### [WHAT IS NEEDED]
Restate the full set of records exactly, without adding or dropping a word.

[Stored records]
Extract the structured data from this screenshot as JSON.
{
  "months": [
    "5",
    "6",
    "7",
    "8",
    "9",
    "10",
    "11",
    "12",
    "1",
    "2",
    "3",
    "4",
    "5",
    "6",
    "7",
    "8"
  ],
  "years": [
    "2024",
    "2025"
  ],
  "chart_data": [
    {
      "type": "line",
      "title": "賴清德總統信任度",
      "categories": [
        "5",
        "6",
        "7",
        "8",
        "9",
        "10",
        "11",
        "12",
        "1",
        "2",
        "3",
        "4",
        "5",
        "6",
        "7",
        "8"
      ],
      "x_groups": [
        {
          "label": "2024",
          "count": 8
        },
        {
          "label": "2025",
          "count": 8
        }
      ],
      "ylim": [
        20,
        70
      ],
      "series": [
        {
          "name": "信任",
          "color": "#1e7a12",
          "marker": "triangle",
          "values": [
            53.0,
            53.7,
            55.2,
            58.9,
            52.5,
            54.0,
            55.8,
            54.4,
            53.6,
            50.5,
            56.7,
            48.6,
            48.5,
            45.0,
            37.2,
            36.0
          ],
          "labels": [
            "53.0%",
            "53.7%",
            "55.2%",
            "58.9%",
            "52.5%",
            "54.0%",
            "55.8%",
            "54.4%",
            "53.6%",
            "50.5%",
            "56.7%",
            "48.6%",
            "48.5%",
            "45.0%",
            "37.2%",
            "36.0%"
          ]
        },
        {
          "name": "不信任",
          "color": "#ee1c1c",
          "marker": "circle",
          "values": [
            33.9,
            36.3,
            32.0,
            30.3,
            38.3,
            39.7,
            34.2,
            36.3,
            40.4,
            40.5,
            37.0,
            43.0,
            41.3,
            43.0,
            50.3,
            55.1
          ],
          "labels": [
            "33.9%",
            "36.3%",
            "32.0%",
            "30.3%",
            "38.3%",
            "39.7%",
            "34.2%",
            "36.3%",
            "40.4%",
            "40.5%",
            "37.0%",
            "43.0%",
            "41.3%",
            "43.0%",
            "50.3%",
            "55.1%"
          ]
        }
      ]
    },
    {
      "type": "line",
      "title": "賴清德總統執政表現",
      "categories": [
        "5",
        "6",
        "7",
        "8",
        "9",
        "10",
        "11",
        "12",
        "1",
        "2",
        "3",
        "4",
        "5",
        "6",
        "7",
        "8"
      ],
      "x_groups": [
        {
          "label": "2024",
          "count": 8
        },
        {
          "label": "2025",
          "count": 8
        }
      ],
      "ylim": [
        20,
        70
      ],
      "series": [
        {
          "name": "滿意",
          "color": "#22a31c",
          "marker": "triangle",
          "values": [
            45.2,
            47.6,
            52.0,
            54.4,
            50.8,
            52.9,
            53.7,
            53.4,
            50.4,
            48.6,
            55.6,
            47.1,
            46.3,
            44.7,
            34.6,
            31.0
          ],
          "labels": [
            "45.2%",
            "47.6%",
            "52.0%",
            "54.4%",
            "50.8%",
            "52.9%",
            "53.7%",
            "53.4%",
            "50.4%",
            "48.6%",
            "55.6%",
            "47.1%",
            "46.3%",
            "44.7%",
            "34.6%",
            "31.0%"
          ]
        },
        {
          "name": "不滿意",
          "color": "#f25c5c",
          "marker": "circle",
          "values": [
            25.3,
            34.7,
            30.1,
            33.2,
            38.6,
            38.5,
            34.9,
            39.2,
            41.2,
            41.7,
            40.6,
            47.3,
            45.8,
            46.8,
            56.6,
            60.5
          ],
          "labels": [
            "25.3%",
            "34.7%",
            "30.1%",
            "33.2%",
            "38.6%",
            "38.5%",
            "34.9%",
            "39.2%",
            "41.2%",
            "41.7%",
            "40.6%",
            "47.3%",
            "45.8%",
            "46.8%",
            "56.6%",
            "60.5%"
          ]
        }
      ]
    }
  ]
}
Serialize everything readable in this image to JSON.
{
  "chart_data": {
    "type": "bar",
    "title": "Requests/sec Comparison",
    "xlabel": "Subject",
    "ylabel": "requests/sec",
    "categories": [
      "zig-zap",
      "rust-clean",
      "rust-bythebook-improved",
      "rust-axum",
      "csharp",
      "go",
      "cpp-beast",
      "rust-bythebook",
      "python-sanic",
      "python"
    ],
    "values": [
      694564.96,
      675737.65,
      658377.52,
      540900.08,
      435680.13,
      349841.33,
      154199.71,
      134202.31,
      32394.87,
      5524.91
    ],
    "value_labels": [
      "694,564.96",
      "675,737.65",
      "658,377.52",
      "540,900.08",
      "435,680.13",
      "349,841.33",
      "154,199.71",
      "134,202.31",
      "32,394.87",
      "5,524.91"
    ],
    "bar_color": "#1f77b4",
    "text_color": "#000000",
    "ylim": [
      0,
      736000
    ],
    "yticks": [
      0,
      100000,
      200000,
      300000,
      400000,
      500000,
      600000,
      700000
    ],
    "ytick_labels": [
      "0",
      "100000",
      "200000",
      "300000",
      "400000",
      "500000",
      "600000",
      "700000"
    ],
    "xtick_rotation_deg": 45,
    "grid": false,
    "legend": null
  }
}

### [CORRECT RESULT]
Extract the structured data from this screenshot as JSON.
{
  "months": [
    "5",
    "6",
    "7",
    "8",
    "9",
    "10",
    "11",
    "12",
    "1",
    "2",
    "3",
    "4",
    "5",
    "6",
    "7",
    "8"
  ],
  "years": [
    "2024",
    "2025"
  ],
  "chart_data": [
    {
      "type": "line",
      "title": "賴清德總統信任度",
      "categories": [
        "5",
        "6",
        "7",
        "8",
        "9",
        "10",
        "11",
        "12",
        "1",
        "2",
        "3",
        "4",
        "5",
        "6",
        "7",
        "8"
      ],
      "x_groups": [
        {
          "label": "2024",
          "count": 8
        },
        {
          "label": "2025",
          "count": 8
        }
      ],
      "ylim": [
        20,
        70
      ],
      "series": [
        {
          "name": "信任",
          "color": "#1e7a12",
          "marker": "triangle",
          "values": [
            53.0,
            53.7,
            55.2,
            58.9,
            52.5,
            54.0,
            55.8,
            54.4,
            53.6,
            50.5,
            56.7,
            48.6,
            48.5,
            45.0,
            37.2,
            36.0
          ],
          "labels": [
            "53.0%",
            "53.7%",
            "55.2%",
            "58.9%",
            "52.5%",
            "54.0%",
            "55.8%",
            "54.4%",
            "53.6%",
            "50.5%",
            "56.7%",
            "48.6%",
            "48.5%",
            "45.0%",
            "37.2%",
            "36.0%"
          ]
        },
        {
          "name": "不信任",
          "color": "#ee1c1c",
          "marker": "circle",
          "values": [
            33.9,
            36.3,
            32.0,
            30.3,
            38.3,
            39.7,
            34.2,
            36.3,
            40.4,
            40.5,
            37.0,
            43.0,
            41.3,
            43.0,
            50.3,
            55.1
          ],
          "labels": [
            "33.9%",
            "36.3%",
            "32.0%",
            "30.3%",
            "38.3%",
            "39.7%",
            "34.2%",
            "36.3%",
            "40.4%",
            "40.5%",
            "37.0%",
            "43.0%",
            "41.3%",
            "43.0%",
            "50.3%",
            "55.1%"
          ]
        }
      ]
    },
    {
      "type": "line",
      "title": "賴清德總統執政表現",
      "categories": [
        "5",
        "6",
        "7",
        "8",
        "9",
        "10",
        "11",
        "12",
        "1",
        "2",
        "3",
        "4",
        "5",
        "6",
        "7",
        "8"
      ],
      "x_groups": [
        {
          "label": "2024",
          "count": 8
        },
        {
          "label": "2025",
          "count": 8
        }
      ],
      "ylim": [
        20,
        70
      ],
      "series": [
        {
          "name": "滿意",
          "color": "#22a31c",
          "marker": "triangle",
          "values": [
            45.2,
            47.6,
            52.0,
            54.4,
            50.8,
            52.9,
            53.7,
            53.4,
            50.4,
            48.6,
            55.6,
            47.1,
            46.3,
            44.7,
            34.6,
            31.0
          ],
          "labels": [
            "45.2%",
            "47.6%",
            "52.0%",
            "54.4%",
            "50.8%",
            "52.9%",
            "53.7%",
            "53.4%",
            "50.4%",
            "48.6%",
            "55.6%",
            "47.1%",
            "46.3%",
            "44.7%",
            "34.6%",
            "31.0%"
          ]
        },
        {
          "name": "不滿意",
          "color": "#f25c5c",
          "marker": "circle",
          "values": [
            25.3,
            34.7,
            30.1,
            33.2,
            38.6,
            38.5,
            34.9,
            39.2,
            41.2,
            41.7,
            40.6,
            47.3,
            45.8,
            46.8,
            56.6,
            60.5
          ],
          "labels": [
            "25.3%",
            "34.7%",
            "30.1%",
            "33.2%",
            "38.6%",
            "38.5%",
            "34.9%",
            "39.2%",
            "41.2%",
            "41.7%",
            "40.6%",
            "47.3%",
            "45.8%",
            "46.8%",
            "56.6%",
            "60.5%"
          ]
        }
      ]
    }
  ]
}
Serialize everything readable in this image to JSON.
{
  "chart_data": {
    "type": "bar",
    "title": "Requests/sec Comparison",
    "xlabel": "Subject",
    "ylabel": "requests/sec",
    "categories": [
      "zig-zap",
      "rust-clean",
      "rust-bythebook-improved",
      "rust-axum",
      "csharp",
      "go",
      "cpp-beast",
      "rust-bythebook",
      "python-sanic",
      "python"
    ],
    "values": [
      694564.96,
      675737.65,
      658377.52,
      540900.08,
      435680.13,
      349841.33,
      154199.71,
      134202.31,
      32394.87,
      5524.91
    ],
    "value_labels": [
      "694,564.96",
      "675,737.65",
      "658,377.52",
      "540,900.08",
      "435,680.13",
      "349,841.33",
      "154,199.71",
      "134,202.31",
      "32,394.87",
      "5,524.91"
    ],
    "bar_color": "#1f77b4",
    "text_color": "#000000",
    "ylim": [
      0,
      736000
    ],
    "yticks": [
      0,
      100000,
      200000,
      300000,
      400000,
      500000,
      600000,
      700000
    ],
    "ytick_labels": [
      "0",
      "100000",
      "200000",
      "300000",
      "400000",
      "500000",
      "600000",
      "700000"
    ],
    "xtick_rotation_deg": 45,
    "grid": false,
    "legend": null
  }
}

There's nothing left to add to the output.